MATERIAL SHOWN ▸
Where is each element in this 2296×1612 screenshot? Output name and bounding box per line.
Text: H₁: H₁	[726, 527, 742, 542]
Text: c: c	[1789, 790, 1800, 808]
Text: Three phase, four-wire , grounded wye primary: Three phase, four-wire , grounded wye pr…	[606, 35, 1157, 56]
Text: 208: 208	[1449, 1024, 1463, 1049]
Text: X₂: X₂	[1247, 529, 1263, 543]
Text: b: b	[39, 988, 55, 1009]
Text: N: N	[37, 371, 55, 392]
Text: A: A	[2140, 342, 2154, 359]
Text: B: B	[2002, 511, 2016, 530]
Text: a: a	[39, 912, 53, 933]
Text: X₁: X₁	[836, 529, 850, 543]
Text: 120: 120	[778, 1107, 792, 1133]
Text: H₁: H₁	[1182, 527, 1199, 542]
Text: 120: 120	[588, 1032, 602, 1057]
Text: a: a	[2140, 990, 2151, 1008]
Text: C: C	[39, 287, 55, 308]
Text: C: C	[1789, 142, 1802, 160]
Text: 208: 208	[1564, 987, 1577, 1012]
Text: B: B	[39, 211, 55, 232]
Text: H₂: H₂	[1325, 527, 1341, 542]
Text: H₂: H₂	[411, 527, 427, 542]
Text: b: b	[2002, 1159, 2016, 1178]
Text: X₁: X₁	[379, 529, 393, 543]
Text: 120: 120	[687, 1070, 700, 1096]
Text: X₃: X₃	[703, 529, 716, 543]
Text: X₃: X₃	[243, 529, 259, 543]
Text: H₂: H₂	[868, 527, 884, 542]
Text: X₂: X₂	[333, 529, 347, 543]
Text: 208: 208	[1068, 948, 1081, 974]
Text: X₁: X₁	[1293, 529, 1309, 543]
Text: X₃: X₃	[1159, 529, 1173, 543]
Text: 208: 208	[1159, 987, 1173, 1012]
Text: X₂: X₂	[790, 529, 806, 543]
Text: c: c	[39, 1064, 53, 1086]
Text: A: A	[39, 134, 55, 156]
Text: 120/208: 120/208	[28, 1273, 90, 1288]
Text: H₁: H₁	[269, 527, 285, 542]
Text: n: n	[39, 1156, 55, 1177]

TASK INSTRUCTIONS ▸ Print every line of the records above again, unchanged and in the same order.

TASK ANSWER ▸
Where is each element in this 2296×1612 screenshot? Output name and bounding box per line.
Text: H₁: H₁	[726, 527, 742, 542]
Text: c: c	[1789, 790, 1800, 808]
Text: Three phase, four-wire , grounded wye primary: Three phase, four-wire , grounded wye pr…	[606, 35, 1157, 56]
Text: 208: 208	[1449, 1024, 1463, 1049]
Text: X₂: X₂	[1247, 529, 1263, 543]
Text: b: b	[39, 988, 55, 1009]
Text: N: N	[37, 371, 55, 392]
Text: A: A	[2140, 342, 2154, 359]
Text: B: B	[2002, 511, 2016, 530]
Text: a: a	[39, 912, 53, 933]
Text: X₁: X₁	[836, 529, 850, 543]
Text: 120: 120	[778, 1107, 792, 1133]
Text: H₁: H₁	[1182, 527, 1199, 542]
Text: 120: 120	[588, 1032, 602, 1057]
Text: a: a	[2140, 990, 2151, 1008]
Text: C: C	[39, 287, 55, 308]
Text: C: C	[1789, 142, 1802, 160]
Text: 208: 208	[1564, 987, 1577, 1012]
Text: B: B	[39, 211, 55, 232]
Text: H₂: H₂	[1325, 527, 1341, 542]
Text: H₂: H₂	[411, 527, 427, 542]
Text: b: b	[2002, 1159, 2016, 1178]
Text: X₁: X₁	[379, 529, 393, 543]
Text: 120: 120	[687, 1070, 700, 1096]
Text: X₃: X₃	[703, 529, 716, 543]
Text: X₃: X₃	[243, 529, 259, 543]
Text: H₂: H₂	[868, 527, 884, 542]
Text: X₂: X₂	[333, 529, 347, 543]
Text: 208: 208	[1068, 948, 1081, 974]
Text: X₁: X₁	[1293, 529, 1309, 543]
Text: X₃: X₃	[1159, 529, 1173, 543]
Text: 208: 208	[1159, 987, 1173, 1012]
Text: X₂: X₂	[790, 529, 806, 543]
Text: c: c	[39, 1064, 53, 1086]
Text: A: A	[39, 134, 55, 156]
Text: 120/208: 120/208	[28, 1273, 90, 1288]
Text: H₁: H₁	[269, 527, 285, 542]
Text: n: n	[39, 1156, 55, 1177]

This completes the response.